[Records that describe figures]
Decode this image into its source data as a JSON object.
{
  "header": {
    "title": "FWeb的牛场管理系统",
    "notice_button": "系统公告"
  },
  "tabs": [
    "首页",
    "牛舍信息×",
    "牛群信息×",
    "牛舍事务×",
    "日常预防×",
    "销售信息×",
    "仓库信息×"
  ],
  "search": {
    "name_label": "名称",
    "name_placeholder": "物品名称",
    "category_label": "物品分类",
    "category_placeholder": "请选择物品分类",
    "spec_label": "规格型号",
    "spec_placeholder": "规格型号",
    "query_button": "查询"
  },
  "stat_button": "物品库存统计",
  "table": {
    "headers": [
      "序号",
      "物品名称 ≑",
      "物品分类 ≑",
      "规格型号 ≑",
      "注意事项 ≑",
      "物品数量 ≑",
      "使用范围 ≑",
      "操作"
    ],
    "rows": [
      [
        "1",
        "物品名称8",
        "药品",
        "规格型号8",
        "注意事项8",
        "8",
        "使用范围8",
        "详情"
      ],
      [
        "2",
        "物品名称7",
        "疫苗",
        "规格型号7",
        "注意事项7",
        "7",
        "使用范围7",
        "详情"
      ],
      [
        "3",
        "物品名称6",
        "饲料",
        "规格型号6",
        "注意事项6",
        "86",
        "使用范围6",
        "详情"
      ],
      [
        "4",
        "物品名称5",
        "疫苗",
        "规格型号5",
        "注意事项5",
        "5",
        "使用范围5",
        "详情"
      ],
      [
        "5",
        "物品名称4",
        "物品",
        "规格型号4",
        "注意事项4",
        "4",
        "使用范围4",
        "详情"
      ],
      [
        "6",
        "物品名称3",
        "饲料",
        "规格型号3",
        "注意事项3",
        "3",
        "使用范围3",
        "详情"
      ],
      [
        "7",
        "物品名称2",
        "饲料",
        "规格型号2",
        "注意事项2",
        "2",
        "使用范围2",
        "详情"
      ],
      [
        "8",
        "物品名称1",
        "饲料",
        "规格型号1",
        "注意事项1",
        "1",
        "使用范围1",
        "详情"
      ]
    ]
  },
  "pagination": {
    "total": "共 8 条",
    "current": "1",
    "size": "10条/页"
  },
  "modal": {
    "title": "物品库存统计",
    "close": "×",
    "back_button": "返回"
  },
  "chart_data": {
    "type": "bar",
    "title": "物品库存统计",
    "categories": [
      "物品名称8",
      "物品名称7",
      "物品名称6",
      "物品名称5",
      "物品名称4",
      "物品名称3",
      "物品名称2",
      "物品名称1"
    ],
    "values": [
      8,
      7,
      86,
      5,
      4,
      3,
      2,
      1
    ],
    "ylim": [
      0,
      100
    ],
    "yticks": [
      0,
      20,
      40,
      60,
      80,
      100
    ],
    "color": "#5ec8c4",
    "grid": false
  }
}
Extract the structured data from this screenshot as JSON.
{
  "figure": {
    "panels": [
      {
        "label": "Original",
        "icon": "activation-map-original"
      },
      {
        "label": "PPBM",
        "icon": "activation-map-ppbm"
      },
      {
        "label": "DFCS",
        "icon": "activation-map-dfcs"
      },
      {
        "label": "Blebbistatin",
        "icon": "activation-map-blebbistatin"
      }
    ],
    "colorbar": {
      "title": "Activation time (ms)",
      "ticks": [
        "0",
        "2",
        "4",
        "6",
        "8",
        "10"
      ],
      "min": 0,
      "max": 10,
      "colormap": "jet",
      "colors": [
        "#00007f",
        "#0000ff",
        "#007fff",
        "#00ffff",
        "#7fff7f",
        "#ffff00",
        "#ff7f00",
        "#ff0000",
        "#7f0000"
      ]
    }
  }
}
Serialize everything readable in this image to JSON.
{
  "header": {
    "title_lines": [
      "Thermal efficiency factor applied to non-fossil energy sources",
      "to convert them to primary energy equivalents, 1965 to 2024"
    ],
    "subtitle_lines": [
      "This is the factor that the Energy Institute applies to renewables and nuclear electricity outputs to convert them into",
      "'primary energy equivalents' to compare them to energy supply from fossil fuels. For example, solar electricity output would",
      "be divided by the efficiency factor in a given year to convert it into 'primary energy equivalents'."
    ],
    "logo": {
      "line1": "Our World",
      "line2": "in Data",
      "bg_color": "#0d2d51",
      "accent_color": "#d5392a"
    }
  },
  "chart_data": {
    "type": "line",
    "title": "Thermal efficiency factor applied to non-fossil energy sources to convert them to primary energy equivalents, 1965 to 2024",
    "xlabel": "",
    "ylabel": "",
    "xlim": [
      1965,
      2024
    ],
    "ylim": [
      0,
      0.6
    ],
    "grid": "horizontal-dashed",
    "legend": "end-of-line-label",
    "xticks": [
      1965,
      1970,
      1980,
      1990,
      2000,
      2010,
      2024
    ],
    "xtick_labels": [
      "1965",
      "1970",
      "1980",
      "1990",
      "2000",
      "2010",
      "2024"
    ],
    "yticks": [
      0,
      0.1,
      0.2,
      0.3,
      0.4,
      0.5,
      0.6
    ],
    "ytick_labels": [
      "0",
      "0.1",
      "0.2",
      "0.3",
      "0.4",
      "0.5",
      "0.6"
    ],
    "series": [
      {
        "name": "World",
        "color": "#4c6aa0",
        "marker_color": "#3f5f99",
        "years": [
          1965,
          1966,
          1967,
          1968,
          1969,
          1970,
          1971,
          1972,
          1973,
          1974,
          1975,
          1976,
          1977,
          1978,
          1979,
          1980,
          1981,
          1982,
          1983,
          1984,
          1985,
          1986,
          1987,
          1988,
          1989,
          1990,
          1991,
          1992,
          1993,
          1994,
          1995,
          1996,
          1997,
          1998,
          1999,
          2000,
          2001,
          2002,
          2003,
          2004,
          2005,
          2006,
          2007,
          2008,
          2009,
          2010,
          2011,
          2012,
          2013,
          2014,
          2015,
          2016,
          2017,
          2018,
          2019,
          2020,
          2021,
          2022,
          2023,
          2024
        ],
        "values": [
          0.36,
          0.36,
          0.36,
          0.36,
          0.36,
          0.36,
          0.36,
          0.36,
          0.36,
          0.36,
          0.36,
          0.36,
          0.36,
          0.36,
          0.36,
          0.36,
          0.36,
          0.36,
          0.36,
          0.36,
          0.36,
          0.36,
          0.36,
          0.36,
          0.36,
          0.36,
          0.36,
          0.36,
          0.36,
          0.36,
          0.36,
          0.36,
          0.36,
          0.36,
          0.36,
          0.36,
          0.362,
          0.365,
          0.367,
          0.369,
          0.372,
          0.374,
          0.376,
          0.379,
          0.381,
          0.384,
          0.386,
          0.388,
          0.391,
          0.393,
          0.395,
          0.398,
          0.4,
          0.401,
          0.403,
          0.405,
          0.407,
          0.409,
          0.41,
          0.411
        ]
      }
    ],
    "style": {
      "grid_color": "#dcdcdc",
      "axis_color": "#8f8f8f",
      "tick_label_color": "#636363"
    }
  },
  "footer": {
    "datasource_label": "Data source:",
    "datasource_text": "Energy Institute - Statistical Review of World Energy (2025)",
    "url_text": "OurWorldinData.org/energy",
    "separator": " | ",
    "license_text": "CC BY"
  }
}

To do: Transcribe every entry verbatim.

Response to the exercise:
Decode this image into its source data as a JSON object.
{
  "header": {
    "title": "FWeb的牛场管理系统",
    "notice_button": "系统公告"
  },
  "tabs": [
    "首页",
    "牛舍信息×",
    "牛群信息×",
    "牛舍事务×",
    "日常预防×",
    "销售信息×",
    "仓库信息×"
  ],
  "search": {
    "name_label": "名称",
    "name_placeholder": "物品名称",
    "category_label": "物品分类",
    "category_placeholder": "请选择物品分类",
    "spec_label": "规格型号",
    "spec_placeholder": "规格型号",
    "query_button": "查询"
  },
  "stat_button": "物品库存统计",
  "table": {
    "headers": [
      "序号",
      "物品名称 ≑",
      "物品分类 ≑",
      "规格型号 ≑",
      "注意事项 ≑",
      "物品数量 ≑",
      "使用范围 ≑",
      "操作"
    ],
    "rows": [
      [
        "1",
        "物品名称8",
        "药品",
        "规格型号8",
        "注意事项8",
        "8",
        "使用范围8",
        "详情"
      ],
      [
        "2",
        "物品名称7",
        "疫苗",
        "规格型号7",
        "注意事项7",
        "7",
        "使用范围7",
        "详情"
      ],
      [
        "3",
        "物品名称6",
        "饲料",
        "规格型号6",
        "注意事项6",
        "86",
        "使用范围6",
        "详情"
      ],
      [
        "4",
        "物品名称5",
        "疫苗",
        "规格型号5",
        "注意事项5",
        "5",
        "使用范围5",
        "详情"
      ],
      [
        "5",
        "物品名称4",
        "物品",
        "规格型号4",
        "注意事项4",
        "4",
        "使用范围4",
        "详情"
      ],
      [
        "6",
        "物品名称3",
        "饲料",
        "规格型号3",
        "注意事项3",
        "3",
        "使用范围3",
        "详情"
      ],
      [
        "7",
        "物品名称2",
        "饲料",
        "规格型号2",
        "注意事项2",
        "2",
        "使用范围2",
        "详情"
      ],
      [
        "8",
        "物品名称1",
        "饲料",
        "规格型号1",
        "注意事项1",
        "1",
        "使用范围1",
        "详情"
      ]
    ]
  },
  "pagination": {
    "total": "共 8 条",
    "current": "1",
    "size": "10条/页"
  },
  "modal": {
    "title": "物品库存统计",
    "close": "×",
    "back_button": "返回"
  },
  "chart_data": {
    "type": "bar",
    "title": "物品库存统计",
    "categories": [
      "物品名称8",
      "物品名称7",
      "物品名称6",
      "物品名称5",
      "物品名称4",
      "物品名称3",
      "物品名称2",
      "物品名称1"
    ],
    "values": [
      8,
      7,
      86,
      5,
      4,
      3,
      2,
      1
    ],
    "ylim": [
      0,
      100
    ],
    "yticks": [
      0,
      20,
      40,
      60,
      80,
      100
    ],
    "color": "#5ec8c4",
    "grid": false
  }
}
Extract the structured data from this screenshot as JSON.
{
  "figure": {
    "panels": [
      {
        "label": "Original",
        "icon": "activation-map-original"
      },
      {
        "label": "PPBM",
        "icon": "activation-map-ppbm"
      },
      {
        "label": "DFCS",
        "icon": "activation-map-dfcs"
      },
      {
        "label": "Blebbistatin",
        "icon": "activation-map-blebbistatin"
      }
    ],
    "colorbar": {
      "title": "Activation time (ms)",
      "ticks": [
        "0",
        "2",
        "4",
        "6",
        "8",
        "10"
      ],
      "min": 0,
      "max": 10,
      "colormap": "jet",
      "colors": [
        "#00007f",
        "#0000ff",
        "#007fff",
        "#00ffff",
        "#7fff7f",
        "#ffff00",
        "#ff7f00",
        "#ff0000",
        "#7f0000"
      ]
    }
  }
}
Serialize everything readable in this image to JSON.
{
  "header": {
    "title_lines": [
      "Thermal efficiency factor applied to non-fossil energy sources",
      "to convert them to primary energy equivalents, 1965 to 2024"
    ],
    "subtitle_lines": [
      "This is the factor that the Energy Institute applies to renewables and nuclear electricity outputs to convert them into",
      "'primary energy equivalents' to compare them to energy supply from fossil fuels. For example, solar electricity output would",
      "be divided by the efficiency factor in a given year to convert it into 'primary energy equivalents'."
    ],
    "logo": {
      "line1": "Our World",
      "line2": "in Data",
      "bg_color": "#0d2d51",
      "accent_color": "#d5392a"
    }
  },
  "chart_data": {
    "type": "line",
    "title": "Thermal efficiency factor applied to non-fossil energy sources to convert them to primary energy equivalents, 1965 to 2024",
    "xlabel": "",
    "ylabel": "",
    "xlim": [
      1965,
      2024
    ],
    "ylim": [
      0,
      0.6
    ],
    "grid": "horizontal-dashed",
    "legend": "end-of-line-label",
    "xticks": [
      1965,
      1970,
      1980,
      1990,
      2000,
      2010,
      2024
    ],
    "xtick_labels": [
      "1965",
      "1970",
      "1980",
      "1990",
      "2000",
      "2010",
      "2024"
    ],
    "yticks": [
      0,
      0.1,
      0.2,
      0.3,
      0.4,
      0.5,
      0.6
    ],
    "ytick_labels": [
      "0",
      "0.1",
      "0.2",
      "0.3",
      "0.4",
      "0.5",
      "0.6"
    ],
    "series": [
      {
        "name": "World",
        "color": "#4c6aa0",
        "marker_color": "#3f5f99",
        "years": [
          1965,
          1966,
          1967,
          1968,
          1969,
          1970,
          1971,
          1972,
          1973,
          1974,
          1975,
          1976,
          1977,
          1978,
          1979,
          1980,
          1981,
          1982,
          1983,
          1984,
          1985,
          1986,
          1987,
          1988,
          1989,
          1990,
          1991,
          1992,
          1993,
          1994,
          1995,
          1996,
          1997,
          1998,
          1999,
          2000,
          2001,
          2002,
          2003,
          2004,
          2005,
          2006,
          2007,
          2008,
          2009,
          2010,
          2011,
          2012,
          2013,
          2014,
          2015,
          2016,
          2017,
          2018,
          2019,
          2020,
          2021,
          2022,
          2023,
          2024
        ],
        "values": [
          0.36,
          0.36,
          0.36,
          0.36,
          0.36,
          0.36,
          0.36,
          0.36,
          0.36,
          0.36,
          0.36,
          0.36,
          0.36,
          0.36,
          0.36,
          0.36,
          0.36,
          0.36,
          0.36,
          0.36,
          0.36,
          0.36,
          0.36,
          0.36,
          0.36,
          0.36,
          0.36,
          0.36,
          0.36,
          0.36,
          0.36,
          0.36,
          0.36,
          0.36,
          0.36,
          0.36,
          0.362,
          0.365,
          0.367,
          0.369,
          0.372,
          0.374,
          0.376,
          0.379,
          0.381,
          0.384,
          0.386,
          0.388,
          0.391,
          0.393,
          0.395,
          0.398,
          0.4,
          0.401,
          0.403,
          0.405,
          0.407,
          0.409,
          0.41,
          0.411
        ]
      }
    ],
    "style": {
      "grid_color": "#dcdcdc",
      "axis_color": "#8f8f8f",
      "tick_label_color": "#636363"
    }
  },
  "footer": {
    "datasource_label": "Data source:",
    "datasource_text": "Energy Institute - Statistical Review of World Energy (2025)",
    "url_text": "OurWorldinData.org/energy",
    "separator": " | ",
    "license_text": "CC BY"
  }
}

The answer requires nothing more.